• ESERCIZI:
1. Rispondi a queste domande sul testo su Ercole Baldini:
(a) In quale città si svolsero i Giochi Olimpici in cui Baldini vinse la prova su strada?
(b) Dove è stata scattata la foto di Baldini?
(c) In quali giorni si tennero quei Giochi?
2. Copia parola per parola il brano del testo su Ercole Baldini che comincia con le parole contenenti "8 dic 2016 –" e finisce con "e di fascino.".

• IL TESTO:
8 dic 2016 – Sono passati sessant’anni (e un giorno) da quando Ercole Baldini vinse la prova su strada dei Giochi Olimpici di Melbourne. Correndo nell’emisfero opposto si decise, unico per quell’evento, di disputare i Giochi tra novembre e dicembre. Ce lo ricorda Marino Bartoletti, il bravo giornalista ha pubblicato un bellissimo pezzo sulla sua pagina Facebook. Ve lo proponiamo perché ne vale la pena.
La foto, invece, l’abbiamo scattata ad Ercole Baldini circa un anno fa, nella sua casa a Forlì, dove ha allestito un piccolo museo pieno zeppo di ricordi e di fascino.

Ecco il racconto di Marino Bartoletti:

Il 7 dicembre non è, o non dovrebbe essere, giorno da Olimpiadi… Eppure… Eppure esattamente sessant’anni fa accadde che, per assecondare le stagioni dei primi Giochi dell’Altro Mondo, la grande festa dello sport si tenne per la prima, unica e ultima volta dal 22 novembre all’8 dicembre.

Elenchi di elementi annotati:
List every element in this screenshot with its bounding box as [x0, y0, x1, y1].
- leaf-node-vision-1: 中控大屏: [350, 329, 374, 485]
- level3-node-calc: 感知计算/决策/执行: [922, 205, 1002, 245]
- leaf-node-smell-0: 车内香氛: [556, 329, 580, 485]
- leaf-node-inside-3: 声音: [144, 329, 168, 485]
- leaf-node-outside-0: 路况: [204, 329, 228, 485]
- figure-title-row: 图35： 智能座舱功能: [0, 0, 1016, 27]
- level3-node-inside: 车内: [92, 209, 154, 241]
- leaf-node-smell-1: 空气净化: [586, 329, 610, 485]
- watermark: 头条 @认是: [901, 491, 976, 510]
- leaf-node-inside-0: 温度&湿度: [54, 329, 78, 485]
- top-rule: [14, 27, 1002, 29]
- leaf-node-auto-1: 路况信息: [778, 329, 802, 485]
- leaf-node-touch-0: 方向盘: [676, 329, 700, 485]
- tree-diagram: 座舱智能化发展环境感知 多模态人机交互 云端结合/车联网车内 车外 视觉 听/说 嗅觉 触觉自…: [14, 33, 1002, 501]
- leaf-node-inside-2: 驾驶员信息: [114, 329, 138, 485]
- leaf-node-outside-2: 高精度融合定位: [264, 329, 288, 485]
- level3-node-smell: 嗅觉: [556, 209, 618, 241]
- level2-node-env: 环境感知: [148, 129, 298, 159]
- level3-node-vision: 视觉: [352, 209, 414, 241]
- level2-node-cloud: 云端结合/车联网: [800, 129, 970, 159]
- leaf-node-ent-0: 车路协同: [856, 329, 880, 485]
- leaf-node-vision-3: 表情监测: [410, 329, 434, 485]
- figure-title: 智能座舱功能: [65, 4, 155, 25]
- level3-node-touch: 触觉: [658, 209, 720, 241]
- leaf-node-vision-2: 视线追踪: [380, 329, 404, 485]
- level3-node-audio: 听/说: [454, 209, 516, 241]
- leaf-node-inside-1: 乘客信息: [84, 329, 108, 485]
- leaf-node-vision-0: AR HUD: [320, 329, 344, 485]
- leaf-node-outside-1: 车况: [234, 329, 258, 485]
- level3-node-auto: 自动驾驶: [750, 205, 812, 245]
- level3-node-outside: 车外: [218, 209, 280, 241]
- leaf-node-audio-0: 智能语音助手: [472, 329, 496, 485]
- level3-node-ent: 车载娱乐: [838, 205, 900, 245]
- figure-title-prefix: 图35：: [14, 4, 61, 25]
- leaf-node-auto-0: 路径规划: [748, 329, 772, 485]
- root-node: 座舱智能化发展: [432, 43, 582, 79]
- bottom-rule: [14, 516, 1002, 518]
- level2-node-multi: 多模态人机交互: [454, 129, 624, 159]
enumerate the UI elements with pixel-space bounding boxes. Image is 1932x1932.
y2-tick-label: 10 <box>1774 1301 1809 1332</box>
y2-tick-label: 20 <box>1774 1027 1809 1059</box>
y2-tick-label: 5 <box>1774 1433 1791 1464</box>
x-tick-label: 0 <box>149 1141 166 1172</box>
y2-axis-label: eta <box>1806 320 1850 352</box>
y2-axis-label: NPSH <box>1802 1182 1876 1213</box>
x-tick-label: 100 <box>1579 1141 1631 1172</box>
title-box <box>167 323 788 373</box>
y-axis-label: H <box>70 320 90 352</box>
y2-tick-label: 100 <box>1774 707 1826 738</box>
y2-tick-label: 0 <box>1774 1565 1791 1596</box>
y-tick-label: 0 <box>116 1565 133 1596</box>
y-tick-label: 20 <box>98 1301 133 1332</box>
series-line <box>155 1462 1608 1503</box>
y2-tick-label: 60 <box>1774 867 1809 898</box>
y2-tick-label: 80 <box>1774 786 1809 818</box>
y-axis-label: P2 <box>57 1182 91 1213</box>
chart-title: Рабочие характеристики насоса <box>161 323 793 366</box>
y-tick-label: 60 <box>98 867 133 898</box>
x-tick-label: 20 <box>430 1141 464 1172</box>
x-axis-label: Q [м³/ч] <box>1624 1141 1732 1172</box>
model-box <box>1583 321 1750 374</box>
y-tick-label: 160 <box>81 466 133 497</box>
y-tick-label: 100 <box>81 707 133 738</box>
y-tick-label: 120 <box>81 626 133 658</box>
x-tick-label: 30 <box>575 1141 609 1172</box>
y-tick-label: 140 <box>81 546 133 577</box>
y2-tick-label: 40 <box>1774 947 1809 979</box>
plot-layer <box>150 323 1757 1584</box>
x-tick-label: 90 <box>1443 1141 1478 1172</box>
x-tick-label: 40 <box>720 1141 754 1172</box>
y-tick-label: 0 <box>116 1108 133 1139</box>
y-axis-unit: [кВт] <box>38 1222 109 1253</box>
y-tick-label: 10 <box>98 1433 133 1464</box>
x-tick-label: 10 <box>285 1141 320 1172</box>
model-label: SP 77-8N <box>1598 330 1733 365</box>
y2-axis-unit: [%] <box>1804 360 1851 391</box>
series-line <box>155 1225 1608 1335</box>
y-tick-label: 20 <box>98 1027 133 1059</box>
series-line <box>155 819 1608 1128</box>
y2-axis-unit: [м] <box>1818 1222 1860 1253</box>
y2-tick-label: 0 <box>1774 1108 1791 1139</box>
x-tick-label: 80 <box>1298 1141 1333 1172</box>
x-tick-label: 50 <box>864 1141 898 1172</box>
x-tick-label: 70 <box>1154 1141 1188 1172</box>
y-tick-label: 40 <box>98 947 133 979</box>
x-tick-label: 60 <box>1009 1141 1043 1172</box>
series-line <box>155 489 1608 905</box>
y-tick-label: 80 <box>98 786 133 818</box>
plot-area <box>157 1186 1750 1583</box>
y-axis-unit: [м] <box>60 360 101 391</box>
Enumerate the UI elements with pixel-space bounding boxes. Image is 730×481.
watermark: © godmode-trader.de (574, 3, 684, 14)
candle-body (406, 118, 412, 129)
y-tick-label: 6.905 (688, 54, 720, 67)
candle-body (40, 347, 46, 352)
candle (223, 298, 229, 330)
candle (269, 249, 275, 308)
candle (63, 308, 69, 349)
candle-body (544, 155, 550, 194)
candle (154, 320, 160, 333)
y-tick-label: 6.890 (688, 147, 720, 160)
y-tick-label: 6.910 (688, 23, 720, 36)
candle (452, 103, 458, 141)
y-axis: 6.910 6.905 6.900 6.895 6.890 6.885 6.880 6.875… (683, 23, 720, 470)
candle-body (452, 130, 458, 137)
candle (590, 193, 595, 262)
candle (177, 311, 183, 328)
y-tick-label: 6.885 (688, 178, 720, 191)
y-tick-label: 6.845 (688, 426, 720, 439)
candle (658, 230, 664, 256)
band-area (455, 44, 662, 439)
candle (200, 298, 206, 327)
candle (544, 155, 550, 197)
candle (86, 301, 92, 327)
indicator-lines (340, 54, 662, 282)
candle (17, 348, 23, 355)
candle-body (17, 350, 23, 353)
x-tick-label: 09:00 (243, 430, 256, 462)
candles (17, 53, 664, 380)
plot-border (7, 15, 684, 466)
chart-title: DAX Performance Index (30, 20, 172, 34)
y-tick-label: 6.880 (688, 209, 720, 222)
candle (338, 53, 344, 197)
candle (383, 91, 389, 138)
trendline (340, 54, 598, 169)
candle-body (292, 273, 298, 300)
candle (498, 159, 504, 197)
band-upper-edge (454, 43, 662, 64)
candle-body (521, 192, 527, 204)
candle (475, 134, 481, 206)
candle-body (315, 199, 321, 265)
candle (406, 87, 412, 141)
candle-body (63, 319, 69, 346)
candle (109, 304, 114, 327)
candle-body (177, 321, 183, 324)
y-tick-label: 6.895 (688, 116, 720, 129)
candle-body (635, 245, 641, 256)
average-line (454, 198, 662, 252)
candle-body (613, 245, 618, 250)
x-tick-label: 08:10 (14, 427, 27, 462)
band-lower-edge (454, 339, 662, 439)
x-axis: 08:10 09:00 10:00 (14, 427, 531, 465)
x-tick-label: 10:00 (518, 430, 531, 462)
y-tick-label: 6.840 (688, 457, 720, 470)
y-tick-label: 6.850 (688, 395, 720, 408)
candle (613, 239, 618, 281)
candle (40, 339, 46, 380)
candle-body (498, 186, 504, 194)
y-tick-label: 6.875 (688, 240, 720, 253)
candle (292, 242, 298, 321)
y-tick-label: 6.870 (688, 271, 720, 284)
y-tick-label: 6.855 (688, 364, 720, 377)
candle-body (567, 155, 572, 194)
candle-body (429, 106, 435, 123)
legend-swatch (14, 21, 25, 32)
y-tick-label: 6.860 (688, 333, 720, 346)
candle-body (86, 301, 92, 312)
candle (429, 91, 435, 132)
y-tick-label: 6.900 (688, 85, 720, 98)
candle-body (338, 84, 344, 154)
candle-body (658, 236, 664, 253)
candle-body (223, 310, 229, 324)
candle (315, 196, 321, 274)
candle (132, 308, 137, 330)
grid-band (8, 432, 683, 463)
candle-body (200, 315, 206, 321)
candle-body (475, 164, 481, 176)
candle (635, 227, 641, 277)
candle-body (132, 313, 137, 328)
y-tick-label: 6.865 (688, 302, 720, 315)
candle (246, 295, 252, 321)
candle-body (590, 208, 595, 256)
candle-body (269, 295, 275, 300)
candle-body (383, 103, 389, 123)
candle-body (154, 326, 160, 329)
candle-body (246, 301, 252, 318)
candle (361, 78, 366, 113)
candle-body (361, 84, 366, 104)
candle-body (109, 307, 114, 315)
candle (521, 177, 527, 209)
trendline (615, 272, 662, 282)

• SOLUZIONI DEGLI ESERCIZI:
1.
(a) A Melbourne.
(b) Nella sua casa a Forlì.
(c) Dal 22 novembre all'8 dicembre.

2.
8 dic 2016 – Sono passati sessant’anni (e un giorno) da quando Ercole Baldini vinse la prova su strada dei Giochi Olimpici di Melbourne. Correndo nell’emisfero opposto si decise, unico per quell’evento, di disputare i Giochi tra novembre e dicembre. Ce lo ricorda Marino Bartoletti, il bravo giornalista ha pubblicato un bellissimo pezzo sulla sua pagina Facebook. Ve lo proponiamo perché ne vale la pena.
La foto, invece, l’abbiamo scattata ad Ercole Baldini circa un anno fa, nella sua casa a Forlì, dove ha allestito un piccolo museo pieno zeppo di ricordi e di fascino.